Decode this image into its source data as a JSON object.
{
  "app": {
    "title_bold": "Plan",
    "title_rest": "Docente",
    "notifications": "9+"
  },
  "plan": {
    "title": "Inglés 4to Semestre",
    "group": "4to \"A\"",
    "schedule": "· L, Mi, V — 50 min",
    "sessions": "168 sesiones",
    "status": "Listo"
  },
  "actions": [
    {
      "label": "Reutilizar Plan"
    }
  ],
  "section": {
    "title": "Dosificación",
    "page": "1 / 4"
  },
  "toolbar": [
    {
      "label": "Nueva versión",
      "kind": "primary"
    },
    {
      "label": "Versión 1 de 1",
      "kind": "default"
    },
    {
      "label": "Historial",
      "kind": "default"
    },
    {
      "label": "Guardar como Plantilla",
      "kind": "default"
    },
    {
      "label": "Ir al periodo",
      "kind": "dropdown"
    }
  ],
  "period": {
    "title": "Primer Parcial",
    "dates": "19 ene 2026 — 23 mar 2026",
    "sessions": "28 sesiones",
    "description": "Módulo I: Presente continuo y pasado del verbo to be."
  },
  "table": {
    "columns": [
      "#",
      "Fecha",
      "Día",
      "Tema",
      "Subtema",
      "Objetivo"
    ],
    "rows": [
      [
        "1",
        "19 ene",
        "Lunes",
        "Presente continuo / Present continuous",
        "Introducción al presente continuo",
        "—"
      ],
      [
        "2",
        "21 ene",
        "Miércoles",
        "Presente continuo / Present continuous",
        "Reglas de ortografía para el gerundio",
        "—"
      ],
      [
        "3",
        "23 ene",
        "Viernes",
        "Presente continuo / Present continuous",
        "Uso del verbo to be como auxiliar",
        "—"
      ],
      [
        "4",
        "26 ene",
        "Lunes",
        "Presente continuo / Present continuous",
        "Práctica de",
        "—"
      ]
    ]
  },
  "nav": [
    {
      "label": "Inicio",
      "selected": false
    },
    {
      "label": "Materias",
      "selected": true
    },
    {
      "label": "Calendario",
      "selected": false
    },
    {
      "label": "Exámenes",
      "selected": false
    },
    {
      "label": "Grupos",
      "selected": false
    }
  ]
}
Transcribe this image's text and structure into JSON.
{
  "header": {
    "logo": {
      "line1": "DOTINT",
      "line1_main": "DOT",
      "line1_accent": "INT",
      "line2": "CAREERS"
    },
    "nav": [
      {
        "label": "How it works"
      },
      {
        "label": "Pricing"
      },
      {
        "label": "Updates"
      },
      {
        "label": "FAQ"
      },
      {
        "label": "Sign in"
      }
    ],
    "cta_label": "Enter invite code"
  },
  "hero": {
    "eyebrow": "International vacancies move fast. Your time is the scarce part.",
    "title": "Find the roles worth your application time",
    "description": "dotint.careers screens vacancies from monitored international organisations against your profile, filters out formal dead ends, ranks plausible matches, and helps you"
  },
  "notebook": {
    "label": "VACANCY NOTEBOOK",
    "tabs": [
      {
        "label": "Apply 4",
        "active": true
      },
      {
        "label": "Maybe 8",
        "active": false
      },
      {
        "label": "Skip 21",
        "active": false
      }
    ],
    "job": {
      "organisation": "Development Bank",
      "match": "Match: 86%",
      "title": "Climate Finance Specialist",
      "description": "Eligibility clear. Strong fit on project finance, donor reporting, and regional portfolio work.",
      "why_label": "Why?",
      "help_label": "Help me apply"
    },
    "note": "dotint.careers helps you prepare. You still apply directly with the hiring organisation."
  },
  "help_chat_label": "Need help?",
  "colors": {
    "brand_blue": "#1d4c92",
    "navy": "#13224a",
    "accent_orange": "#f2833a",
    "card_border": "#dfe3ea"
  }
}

:::::

* What you have to do: Write down the full listing again, exactly.

* Final result:
Decode this image into its source data as a JSON object.
{
  "app": {
    "title_bold": "Plan",
    "title_rest": "Docente",
    "notifications": "9+"
  },
  "plan": {
    "title": "Inglés 4to Semestre",
    "group": "4to \"A\"",
    "schedule": "· L, Mi, V — 50 min",
    "sessions": "168 sesiones",
    "status": "Listo"
  },
  "actions": [
    {
      "label": "Reutilizar Plan"
    }
  ],
  "section": {
    "title": "Dosificación",
    "page": "1 / 4"
  },
  "toolbar": [
    {
      "label": "Nueva versión",
      "kind": "primary"
    },
    {
      "label": "Versión 1 de 1",
      "kind": "default"
    },
    {
      "label": "Historial",
      "kind": "default"
    },
    {
      "label": "Guardar como Plantilla",
      "kind": "default"
    },
    {
      "label": "Ir al periodo",
      "kind": "dropdown"
    }
  ],
  "period": {
    "title": "Primer Parcial",
    "dates": "19 ene 2026 — 23 mar 2026",
    "sessions": "28 sesiones",
    "description": "Módulo I: Presente continuo y pasado del verbo to be."
  },
  "table": {
    "columns": [
      "#",
      "Fecha",
      "Día",
      "Tema",
      "Subtema",
      "Objetivo"
    ],
    "rows": [
      [
        "1",
        "19 ene",
        "Lunes",
        "Presente continuo / Present continuous",
        "Introducción al presente continuo",
        "—"
      ],
      [
        "2",
        "21 ene",
        "Miércoles",
        "Presente continuo / Present continuous",
        "Reglas de ortografía para el gerundio",
        "—"
      ],
      [
        "3",
        "23 ene",
        "Viernes",
        "Presente continuo / Present continuous",
        "Uso del verbo to be como auxiliar",
        "—"
      ],
      [
        "4",
        "26 ene",
        "Lunes",
        "Presente continuo / Present continuous",
        "Práctica de",
        "—"
      ]
    ]
  },
  "nav": [
    {
      "label": "Inicio",
      "selected": false
    },
    {
      "label": "Materias",
      "selected": true
    },
    {
      "label": "Calendario",
      "selected": false
    },
    {
      "label": "Exámenes",
      "selected": false
    },
    {
      "label": "Grupos",
      "selected": false
    }
  ]
}
Transcribe this image's text and structure into JSON.
{
  "header": {
    "logo": {
      "line1": "DOTINT",
      "line1_main": "DOT",
      "line1_accent": "INT",
      "line2": "CAREERS"
    },
    "nav": [
      {
        "label": "How it works"
      },
      {
        "label": "Pricing"
      },
      {
        "label": "Updates"
      },
      {
        "label": "FAQ"
      },
      {
        "label": "Sign in"
      }
    ],
    "cta_label": "Enter invite code"
  },
  "hero": {
    "eyebrow": "International vacancies move fast. Your time is the scarce part.",
    "title": "Find the roles worth your application time",
    "description": "dotint.careers screens vacancies from monitored international organisations against your profile, filters out formal dead ends, ranks plausible matches, and helps you"
  },
  "notebook": {
    "label": "VACANCY NOTEBOOK",
    "tabs": [
      {
        "label": "Apply 4",
        "active": true
      },
      {
        "label": "Maybe 8",
        "active": false
      },
      {
        "label": "Skip 21",
        "active": false
      }
    ],
    "job": {
      "organisation": "Development Bank",
      "match": "Match: 86%",
      "title": "Climate Finance Specialist",
      "description": "Eligibility clear. Strong fit on project finance, donor reporting, and regional portfolio work.",
      "why_label": "Why?",
      "help_label": "Help me apply"
    },
    "note": "dotint.careers helps you prepare. You still apply directly with the hiring organisation."
  },
  "help_chat_label": "Need help?",
  "colors": {
    "brand_blue": "#1d4c92",
    "navy": "#13224a",
    "accent_orange": "#f2833a",
    "card_border": "#dfe3ea"
  }
}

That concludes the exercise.